Begin

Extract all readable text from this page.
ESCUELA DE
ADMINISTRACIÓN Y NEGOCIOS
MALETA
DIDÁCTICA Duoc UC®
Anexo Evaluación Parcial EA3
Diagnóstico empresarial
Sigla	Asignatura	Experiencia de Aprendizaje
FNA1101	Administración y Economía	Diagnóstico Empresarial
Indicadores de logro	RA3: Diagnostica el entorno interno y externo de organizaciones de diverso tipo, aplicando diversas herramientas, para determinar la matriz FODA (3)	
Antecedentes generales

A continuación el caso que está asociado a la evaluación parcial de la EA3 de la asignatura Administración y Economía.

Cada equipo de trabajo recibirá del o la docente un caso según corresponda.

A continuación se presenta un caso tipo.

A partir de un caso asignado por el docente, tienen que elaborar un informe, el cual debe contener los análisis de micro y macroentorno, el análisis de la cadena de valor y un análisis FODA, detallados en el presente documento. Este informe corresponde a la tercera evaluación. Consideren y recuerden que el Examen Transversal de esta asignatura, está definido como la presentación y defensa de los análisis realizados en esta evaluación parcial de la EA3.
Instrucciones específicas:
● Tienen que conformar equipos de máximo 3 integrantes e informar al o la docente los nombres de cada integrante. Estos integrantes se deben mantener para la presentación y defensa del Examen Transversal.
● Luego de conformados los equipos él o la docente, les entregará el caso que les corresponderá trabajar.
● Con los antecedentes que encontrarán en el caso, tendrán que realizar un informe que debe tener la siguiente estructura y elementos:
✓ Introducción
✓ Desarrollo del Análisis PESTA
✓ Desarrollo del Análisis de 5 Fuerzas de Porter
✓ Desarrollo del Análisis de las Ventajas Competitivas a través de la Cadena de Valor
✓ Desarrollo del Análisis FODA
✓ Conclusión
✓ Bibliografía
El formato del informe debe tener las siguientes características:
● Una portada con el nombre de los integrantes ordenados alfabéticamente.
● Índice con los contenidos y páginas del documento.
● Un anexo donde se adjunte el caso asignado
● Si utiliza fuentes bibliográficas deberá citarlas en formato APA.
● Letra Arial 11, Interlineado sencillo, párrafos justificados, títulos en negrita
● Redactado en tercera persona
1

End

» GOAL: Copy out all lines from the material above that contain the string "Diagnóstico".

» FINISHED EXERCISE:
Diagnóstico empresarial
FNA1101	Administración y Economía	Diagnóstico Empresarial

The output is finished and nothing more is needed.